WHAT IS BEING ASKED
Bring together all lines of the material below that contain the string "phone".

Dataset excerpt
.....

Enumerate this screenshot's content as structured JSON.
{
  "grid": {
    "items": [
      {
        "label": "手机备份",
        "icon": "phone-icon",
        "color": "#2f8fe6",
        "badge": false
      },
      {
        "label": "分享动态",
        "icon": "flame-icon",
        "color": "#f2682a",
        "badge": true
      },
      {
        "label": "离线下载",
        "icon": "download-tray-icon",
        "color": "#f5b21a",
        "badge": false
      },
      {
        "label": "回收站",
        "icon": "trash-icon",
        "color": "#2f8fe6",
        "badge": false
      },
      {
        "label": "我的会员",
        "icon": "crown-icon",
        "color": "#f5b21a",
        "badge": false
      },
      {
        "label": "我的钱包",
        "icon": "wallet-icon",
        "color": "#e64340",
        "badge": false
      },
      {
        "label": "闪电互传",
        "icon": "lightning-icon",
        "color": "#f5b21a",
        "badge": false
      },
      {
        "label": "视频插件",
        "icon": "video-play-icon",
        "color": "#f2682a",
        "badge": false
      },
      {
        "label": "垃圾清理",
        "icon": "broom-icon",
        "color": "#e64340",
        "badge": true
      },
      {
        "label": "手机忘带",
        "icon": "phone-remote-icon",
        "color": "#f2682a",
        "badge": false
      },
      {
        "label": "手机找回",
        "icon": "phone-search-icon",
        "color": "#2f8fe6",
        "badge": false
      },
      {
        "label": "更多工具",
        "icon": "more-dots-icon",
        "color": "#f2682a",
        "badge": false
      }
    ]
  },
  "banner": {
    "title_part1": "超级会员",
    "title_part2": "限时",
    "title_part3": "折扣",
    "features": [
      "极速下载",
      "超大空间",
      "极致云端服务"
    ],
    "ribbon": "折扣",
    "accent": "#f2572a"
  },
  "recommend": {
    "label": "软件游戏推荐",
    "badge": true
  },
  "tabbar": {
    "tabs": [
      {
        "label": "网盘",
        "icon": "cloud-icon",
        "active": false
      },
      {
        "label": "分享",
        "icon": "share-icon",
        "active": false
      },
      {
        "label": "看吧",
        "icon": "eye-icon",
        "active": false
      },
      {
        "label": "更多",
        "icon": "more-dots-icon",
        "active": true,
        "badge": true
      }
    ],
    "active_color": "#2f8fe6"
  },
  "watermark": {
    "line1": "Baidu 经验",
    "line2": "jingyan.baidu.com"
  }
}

.....

REPLY
        "icon": "phone-icon",
        "icon": "phone-remote-icon",
        "icon": "phone-search-icon",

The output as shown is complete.